Begin
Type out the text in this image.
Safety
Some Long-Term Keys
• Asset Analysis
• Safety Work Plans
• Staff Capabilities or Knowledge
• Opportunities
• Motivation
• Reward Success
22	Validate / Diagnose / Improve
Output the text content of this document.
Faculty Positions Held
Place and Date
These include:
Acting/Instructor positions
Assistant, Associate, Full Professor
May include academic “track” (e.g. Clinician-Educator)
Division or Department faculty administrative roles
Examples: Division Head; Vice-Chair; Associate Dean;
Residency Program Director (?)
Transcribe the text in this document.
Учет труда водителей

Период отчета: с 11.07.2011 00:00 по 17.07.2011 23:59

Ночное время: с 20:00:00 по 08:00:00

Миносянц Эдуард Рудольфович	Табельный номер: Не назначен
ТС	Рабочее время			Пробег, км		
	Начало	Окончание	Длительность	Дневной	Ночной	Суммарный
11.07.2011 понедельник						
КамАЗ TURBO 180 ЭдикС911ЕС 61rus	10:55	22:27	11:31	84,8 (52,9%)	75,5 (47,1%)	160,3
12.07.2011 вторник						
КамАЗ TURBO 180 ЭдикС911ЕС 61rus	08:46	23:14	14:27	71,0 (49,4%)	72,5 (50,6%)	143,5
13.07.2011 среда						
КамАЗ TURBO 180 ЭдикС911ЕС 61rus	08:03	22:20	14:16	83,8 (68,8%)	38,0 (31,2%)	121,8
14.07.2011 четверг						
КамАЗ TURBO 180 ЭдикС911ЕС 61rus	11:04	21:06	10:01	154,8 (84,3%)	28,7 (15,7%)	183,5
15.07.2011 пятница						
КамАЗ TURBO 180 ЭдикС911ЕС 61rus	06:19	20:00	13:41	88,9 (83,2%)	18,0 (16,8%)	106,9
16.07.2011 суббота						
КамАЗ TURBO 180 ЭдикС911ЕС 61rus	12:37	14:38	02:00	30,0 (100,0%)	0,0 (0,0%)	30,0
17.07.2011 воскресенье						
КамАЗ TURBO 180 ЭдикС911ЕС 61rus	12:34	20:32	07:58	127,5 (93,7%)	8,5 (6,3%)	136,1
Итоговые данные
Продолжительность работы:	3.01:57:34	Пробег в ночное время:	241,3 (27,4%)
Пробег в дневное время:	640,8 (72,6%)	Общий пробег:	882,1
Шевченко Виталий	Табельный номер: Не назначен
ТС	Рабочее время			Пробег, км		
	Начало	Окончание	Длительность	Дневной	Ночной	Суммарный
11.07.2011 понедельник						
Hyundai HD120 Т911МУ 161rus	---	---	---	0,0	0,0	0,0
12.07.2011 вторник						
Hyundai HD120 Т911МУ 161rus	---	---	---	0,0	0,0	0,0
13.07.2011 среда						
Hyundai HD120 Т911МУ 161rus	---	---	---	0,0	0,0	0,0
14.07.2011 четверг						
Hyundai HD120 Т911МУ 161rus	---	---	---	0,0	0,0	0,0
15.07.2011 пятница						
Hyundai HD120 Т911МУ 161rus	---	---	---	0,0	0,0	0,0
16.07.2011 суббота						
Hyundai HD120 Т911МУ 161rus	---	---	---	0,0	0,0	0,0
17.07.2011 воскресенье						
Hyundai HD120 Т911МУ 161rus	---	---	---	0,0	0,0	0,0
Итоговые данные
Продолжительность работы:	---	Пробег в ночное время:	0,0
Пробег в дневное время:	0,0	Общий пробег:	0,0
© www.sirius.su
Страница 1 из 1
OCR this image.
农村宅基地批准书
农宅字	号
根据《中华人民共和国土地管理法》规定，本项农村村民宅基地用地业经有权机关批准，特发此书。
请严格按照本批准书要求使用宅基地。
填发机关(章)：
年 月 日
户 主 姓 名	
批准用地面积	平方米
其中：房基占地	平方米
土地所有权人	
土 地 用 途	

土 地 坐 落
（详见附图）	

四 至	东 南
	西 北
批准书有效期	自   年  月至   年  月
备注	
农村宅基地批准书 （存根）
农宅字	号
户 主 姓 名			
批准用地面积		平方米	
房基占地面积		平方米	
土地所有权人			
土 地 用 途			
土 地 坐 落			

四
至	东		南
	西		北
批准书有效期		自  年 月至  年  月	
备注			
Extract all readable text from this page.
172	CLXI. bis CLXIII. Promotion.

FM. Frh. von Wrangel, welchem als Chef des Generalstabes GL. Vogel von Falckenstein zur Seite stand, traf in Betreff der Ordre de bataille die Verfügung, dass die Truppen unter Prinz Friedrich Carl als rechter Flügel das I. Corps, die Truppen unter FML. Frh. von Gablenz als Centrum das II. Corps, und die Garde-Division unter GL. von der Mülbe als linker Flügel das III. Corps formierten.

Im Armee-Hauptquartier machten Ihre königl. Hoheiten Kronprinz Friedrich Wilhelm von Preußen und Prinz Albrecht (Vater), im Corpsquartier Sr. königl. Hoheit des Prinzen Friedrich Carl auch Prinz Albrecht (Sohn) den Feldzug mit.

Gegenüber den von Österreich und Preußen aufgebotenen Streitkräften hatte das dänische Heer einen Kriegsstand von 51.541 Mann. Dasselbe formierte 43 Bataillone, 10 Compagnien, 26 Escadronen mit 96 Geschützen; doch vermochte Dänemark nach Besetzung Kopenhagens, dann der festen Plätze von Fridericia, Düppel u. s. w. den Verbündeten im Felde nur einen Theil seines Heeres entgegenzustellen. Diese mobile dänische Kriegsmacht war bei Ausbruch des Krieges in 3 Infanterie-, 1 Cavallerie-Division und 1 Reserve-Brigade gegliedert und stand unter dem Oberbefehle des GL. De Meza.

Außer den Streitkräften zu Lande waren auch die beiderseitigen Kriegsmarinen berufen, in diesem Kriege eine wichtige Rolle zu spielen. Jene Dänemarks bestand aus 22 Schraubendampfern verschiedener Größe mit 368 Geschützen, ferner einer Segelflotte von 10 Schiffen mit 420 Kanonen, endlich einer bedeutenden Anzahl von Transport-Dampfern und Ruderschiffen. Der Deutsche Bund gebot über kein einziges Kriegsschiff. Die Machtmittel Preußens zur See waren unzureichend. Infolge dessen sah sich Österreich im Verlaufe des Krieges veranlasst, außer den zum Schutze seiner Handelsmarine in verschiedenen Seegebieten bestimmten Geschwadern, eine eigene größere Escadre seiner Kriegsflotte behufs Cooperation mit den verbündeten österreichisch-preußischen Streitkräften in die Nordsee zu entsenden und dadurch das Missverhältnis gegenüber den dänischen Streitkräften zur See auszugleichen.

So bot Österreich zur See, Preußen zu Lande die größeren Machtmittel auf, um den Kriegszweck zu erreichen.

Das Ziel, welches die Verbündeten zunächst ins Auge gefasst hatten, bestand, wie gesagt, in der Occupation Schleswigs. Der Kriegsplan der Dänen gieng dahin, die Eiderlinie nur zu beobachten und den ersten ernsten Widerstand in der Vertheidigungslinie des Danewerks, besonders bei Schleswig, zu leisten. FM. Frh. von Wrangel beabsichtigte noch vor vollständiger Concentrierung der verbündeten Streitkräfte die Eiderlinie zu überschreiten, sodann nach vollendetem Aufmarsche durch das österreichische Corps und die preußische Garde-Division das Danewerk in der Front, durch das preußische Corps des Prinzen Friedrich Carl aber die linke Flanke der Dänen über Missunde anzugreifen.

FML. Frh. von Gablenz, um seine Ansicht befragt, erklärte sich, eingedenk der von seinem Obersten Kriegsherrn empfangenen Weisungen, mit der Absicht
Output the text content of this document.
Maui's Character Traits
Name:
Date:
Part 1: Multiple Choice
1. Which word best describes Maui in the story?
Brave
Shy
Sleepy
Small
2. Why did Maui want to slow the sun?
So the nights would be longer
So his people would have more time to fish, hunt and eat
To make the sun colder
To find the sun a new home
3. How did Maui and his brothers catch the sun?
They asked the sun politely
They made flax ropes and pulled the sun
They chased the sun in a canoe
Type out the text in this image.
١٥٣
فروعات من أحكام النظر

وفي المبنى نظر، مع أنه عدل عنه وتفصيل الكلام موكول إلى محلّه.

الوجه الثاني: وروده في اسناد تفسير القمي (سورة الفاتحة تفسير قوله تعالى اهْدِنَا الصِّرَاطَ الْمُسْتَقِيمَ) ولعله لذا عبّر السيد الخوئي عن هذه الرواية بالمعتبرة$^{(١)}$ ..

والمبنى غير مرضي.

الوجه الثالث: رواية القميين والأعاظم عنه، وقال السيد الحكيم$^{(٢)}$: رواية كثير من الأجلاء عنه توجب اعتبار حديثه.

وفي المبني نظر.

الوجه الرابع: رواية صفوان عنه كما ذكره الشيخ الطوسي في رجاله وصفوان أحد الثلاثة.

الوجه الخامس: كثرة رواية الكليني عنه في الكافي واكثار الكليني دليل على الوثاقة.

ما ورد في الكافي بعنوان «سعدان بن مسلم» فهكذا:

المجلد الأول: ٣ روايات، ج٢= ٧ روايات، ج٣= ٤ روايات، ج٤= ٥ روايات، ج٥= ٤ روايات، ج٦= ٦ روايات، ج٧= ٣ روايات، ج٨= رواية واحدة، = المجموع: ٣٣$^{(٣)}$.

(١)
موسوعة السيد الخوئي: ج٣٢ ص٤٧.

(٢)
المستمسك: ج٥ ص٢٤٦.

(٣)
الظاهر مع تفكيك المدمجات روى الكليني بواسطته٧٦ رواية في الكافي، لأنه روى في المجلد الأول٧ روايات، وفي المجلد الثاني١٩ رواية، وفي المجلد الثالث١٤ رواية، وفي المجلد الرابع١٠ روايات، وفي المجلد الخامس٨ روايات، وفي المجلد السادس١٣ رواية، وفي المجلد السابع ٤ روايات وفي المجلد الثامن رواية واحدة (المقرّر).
End
[Exercise objective] Set out every line from the material that contains the string "Общий".

[Expected answer]
Пробег в дневное время:	640,8 (72,6%)	Общий пробег:	882,1
Пробег в дневное время:	0,0	Общий пробег:	0,0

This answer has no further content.